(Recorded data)
==============================

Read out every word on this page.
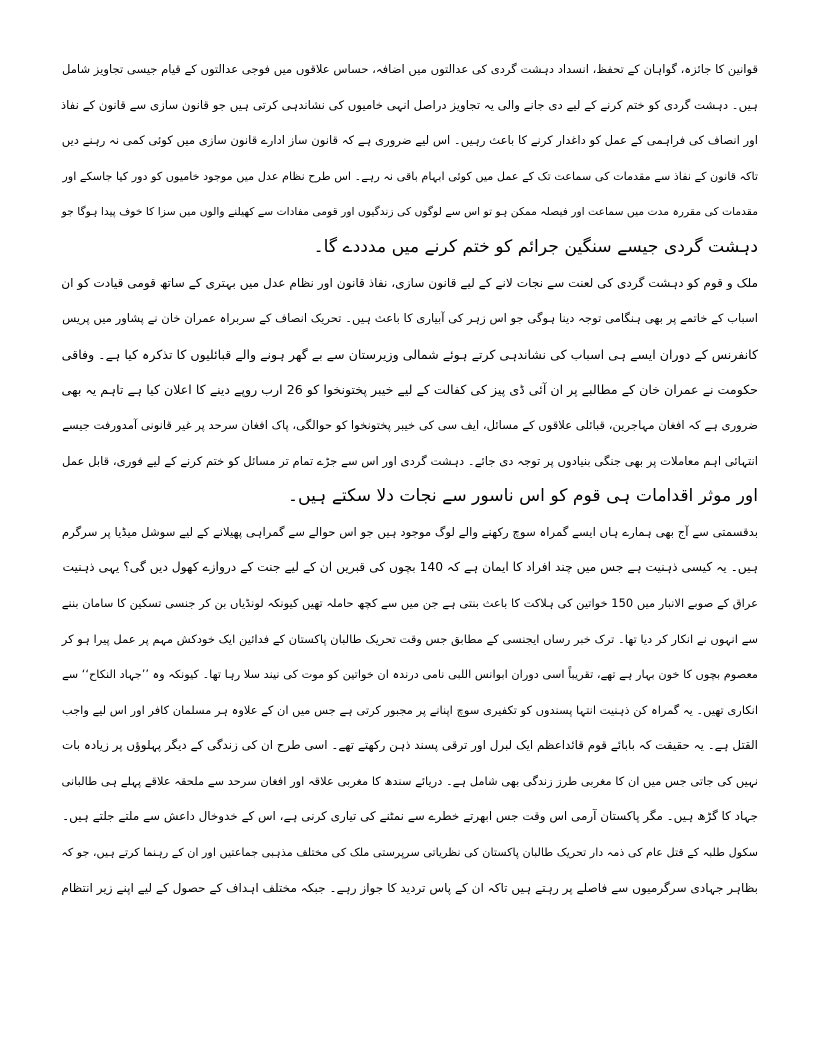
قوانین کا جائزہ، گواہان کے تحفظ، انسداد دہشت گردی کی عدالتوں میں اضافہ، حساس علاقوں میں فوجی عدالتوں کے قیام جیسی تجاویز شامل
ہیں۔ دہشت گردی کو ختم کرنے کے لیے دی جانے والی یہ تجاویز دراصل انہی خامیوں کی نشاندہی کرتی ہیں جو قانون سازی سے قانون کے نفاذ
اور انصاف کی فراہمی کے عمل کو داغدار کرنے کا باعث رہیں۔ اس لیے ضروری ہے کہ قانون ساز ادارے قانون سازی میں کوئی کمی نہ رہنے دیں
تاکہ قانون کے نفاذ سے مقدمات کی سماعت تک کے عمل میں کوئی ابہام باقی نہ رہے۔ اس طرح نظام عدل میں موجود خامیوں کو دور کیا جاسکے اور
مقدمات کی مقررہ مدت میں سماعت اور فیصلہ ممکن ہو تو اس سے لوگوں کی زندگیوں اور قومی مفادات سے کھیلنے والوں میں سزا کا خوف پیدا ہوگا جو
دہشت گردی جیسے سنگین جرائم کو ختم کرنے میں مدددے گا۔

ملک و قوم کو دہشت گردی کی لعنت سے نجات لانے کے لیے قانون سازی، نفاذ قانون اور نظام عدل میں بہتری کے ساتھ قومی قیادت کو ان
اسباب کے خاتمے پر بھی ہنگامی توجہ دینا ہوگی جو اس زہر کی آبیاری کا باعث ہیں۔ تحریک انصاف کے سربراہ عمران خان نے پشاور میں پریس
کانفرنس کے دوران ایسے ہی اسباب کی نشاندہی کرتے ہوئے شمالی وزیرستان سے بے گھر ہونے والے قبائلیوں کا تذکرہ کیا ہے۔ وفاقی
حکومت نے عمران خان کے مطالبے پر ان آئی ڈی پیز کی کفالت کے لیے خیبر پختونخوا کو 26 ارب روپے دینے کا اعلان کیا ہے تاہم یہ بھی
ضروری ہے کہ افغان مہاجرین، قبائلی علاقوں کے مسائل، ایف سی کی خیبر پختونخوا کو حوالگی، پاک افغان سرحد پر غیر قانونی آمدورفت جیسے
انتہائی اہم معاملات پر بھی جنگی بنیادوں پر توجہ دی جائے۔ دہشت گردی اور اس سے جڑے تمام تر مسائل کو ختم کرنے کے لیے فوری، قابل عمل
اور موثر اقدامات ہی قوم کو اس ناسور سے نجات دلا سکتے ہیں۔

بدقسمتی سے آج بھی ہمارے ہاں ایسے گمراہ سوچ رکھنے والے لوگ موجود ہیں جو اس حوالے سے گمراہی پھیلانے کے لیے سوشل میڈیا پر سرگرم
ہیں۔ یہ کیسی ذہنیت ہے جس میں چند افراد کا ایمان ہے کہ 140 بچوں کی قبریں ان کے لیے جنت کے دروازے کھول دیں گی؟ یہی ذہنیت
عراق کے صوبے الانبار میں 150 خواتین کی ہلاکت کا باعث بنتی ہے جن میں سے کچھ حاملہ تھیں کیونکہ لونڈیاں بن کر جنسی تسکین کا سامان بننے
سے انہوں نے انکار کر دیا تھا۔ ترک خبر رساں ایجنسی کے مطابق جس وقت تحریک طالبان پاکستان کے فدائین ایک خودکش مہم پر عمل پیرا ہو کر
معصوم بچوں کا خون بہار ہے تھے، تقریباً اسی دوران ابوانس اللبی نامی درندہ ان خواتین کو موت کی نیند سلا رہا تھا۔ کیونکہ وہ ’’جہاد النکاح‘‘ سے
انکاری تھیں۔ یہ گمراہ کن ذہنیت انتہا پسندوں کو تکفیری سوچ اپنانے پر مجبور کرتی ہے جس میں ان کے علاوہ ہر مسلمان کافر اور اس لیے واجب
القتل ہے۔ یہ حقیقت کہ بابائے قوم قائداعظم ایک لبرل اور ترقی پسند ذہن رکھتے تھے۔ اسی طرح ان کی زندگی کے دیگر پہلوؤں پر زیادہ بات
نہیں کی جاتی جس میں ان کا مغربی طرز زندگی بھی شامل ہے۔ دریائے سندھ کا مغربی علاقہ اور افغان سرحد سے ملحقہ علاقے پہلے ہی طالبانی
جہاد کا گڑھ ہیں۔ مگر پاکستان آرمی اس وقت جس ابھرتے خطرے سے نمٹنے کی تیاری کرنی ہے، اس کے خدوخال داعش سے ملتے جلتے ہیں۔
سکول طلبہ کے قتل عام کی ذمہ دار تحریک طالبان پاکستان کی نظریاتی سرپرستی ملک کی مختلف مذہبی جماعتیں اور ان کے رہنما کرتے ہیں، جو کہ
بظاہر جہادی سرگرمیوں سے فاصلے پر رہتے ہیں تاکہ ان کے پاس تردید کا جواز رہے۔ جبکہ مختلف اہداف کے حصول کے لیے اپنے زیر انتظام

==============================

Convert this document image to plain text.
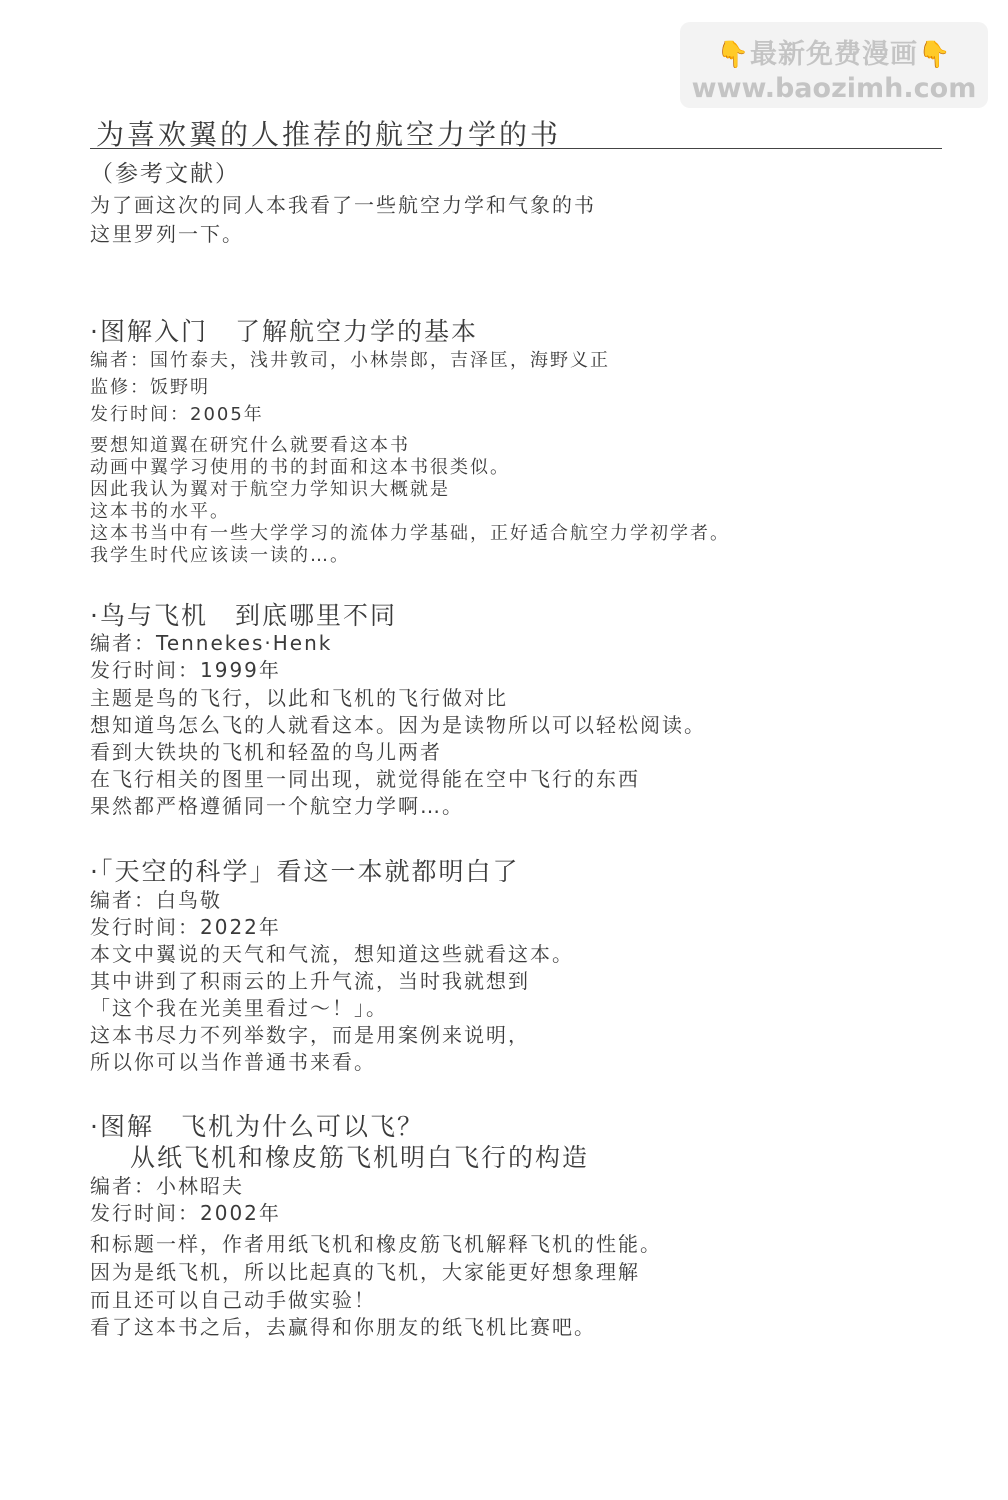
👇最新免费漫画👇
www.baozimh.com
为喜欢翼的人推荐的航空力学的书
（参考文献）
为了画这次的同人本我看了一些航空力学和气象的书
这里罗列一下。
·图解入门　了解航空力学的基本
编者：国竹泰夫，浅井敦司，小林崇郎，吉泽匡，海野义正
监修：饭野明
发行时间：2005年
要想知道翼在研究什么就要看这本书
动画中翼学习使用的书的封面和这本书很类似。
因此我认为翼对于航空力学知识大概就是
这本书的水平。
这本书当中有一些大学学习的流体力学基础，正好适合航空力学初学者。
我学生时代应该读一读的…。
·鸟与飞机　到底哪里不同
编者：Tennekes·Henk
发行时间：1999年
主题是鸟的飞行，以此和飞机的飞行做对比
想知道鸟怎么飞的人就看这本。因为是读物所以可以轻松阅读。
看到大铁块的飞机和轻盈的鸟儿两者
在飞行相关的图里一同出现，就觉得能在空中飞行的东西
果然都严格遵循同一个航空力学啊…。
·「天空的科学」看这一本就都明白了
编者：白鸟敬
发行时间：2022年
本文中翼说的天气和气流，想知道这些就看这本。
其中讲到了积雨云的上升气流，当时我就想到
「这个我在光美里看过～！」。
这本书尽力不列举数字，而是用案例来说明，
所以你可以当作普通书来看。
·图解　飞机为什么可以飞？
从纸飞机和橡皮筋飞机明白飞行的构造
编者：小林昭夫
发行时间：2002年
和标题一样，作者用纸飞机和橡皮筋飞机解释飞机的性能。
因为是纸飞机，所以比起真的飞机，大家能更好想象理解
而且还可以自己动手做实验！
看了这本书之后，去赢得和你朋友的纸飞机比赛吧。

==============================

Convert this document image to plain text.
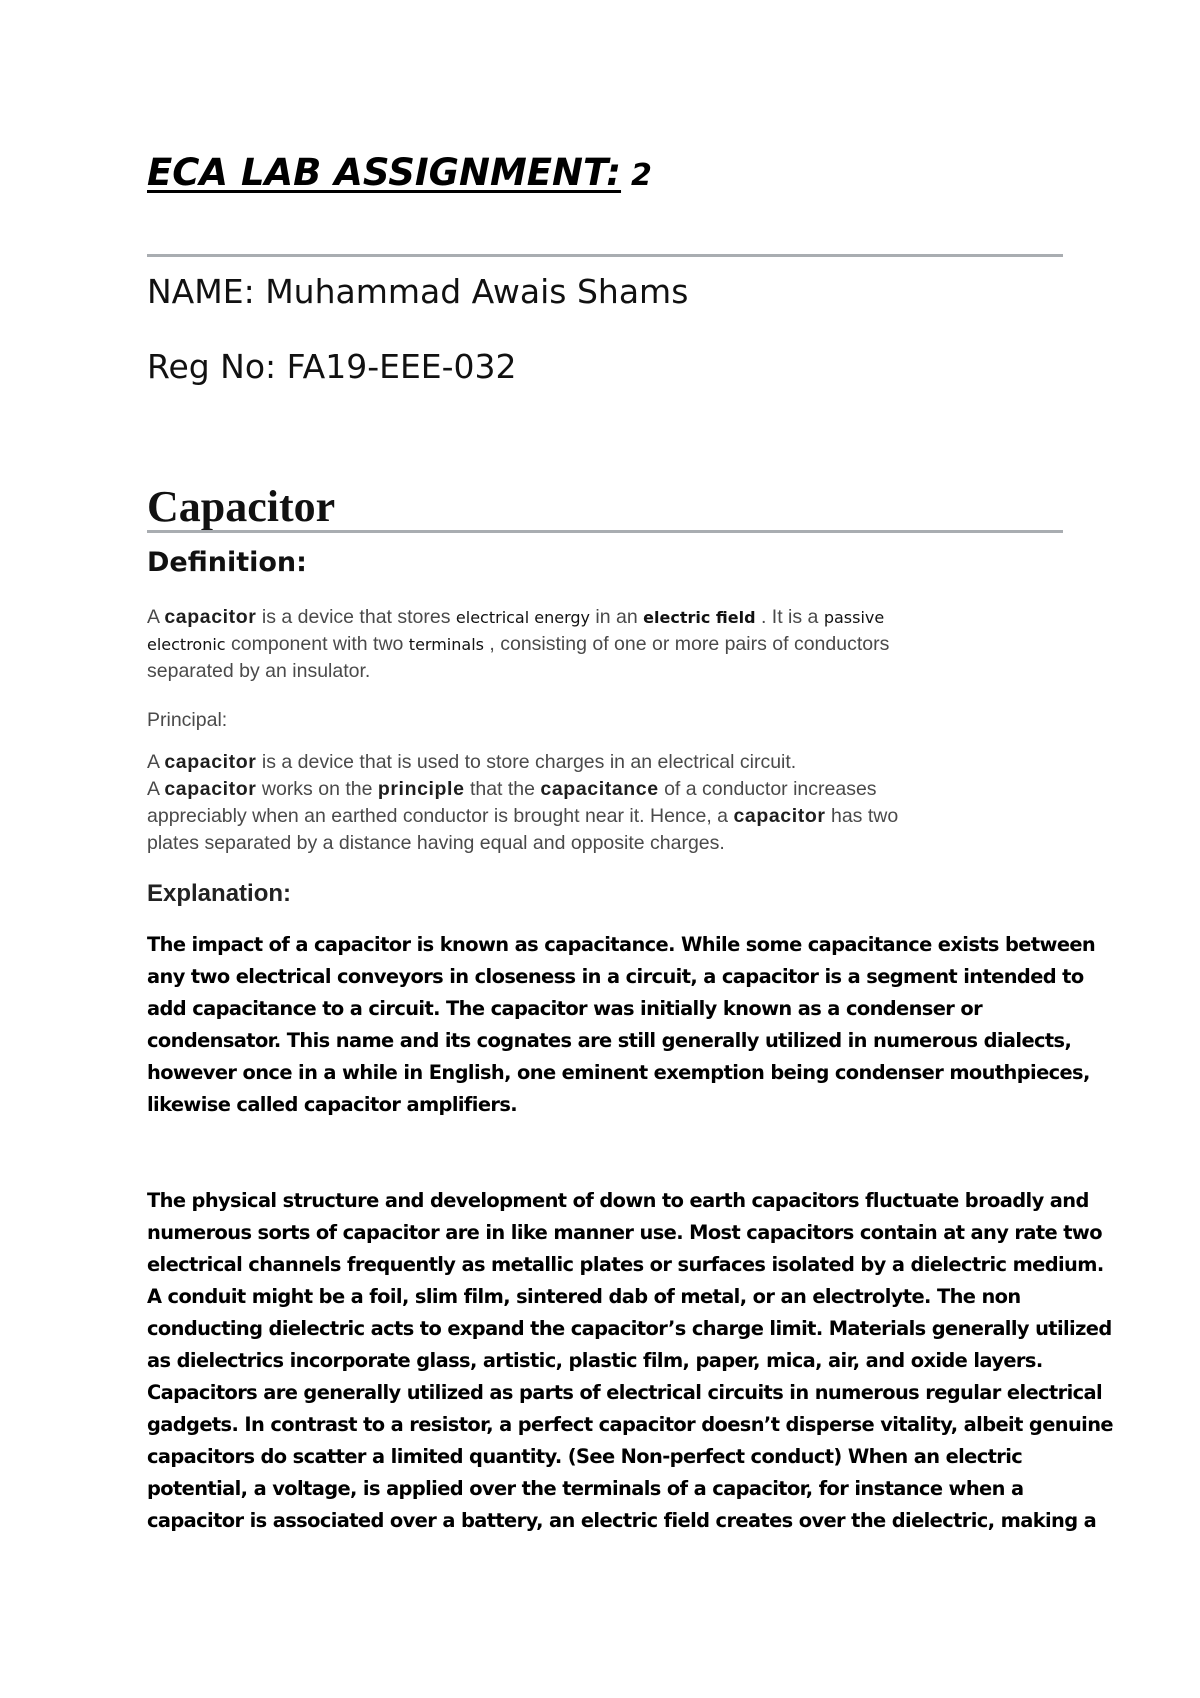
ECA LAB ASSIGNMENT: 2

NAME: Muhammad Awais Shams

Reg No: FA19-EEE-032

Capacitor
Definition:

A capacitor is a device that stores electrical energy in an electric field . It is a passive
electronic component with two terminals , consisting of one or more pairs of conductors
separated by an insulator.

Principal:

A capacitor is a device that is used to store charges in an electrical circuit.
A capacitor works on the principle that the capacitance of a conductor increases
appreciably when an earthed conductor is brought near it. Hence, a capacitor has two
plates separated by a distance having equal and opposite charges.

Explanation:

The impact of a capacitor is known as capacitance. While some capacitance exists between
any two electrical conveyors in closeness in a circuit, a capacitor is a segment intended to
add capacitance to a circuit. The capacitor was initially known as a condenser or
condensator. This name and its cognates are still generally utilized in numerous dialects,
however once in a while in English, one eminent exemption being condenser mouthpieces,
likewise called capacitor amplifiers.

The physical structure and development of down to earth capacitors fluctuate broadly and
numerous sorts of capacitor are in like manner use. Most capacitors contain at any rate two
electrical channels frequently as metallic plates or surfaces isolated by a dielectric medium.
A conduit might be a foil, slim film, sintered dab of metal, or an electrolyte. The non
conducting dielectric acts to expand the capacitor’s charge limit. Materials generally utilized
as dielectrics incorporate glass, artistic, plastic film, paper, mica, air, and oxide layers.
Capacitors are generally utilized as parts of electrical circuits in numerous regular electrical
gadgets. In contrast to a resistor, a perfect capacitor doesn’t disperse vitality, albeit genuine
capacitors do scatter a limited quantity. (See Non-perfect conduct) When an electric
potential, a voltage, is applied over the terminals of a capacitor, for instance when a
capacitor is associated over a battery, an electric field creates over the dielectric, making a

==============================

#### [EXERCISE]
In the records above, tally the lines where the word "سماعت" appears, and give the number and nothing else.

#### [COMPLETED TASK]
2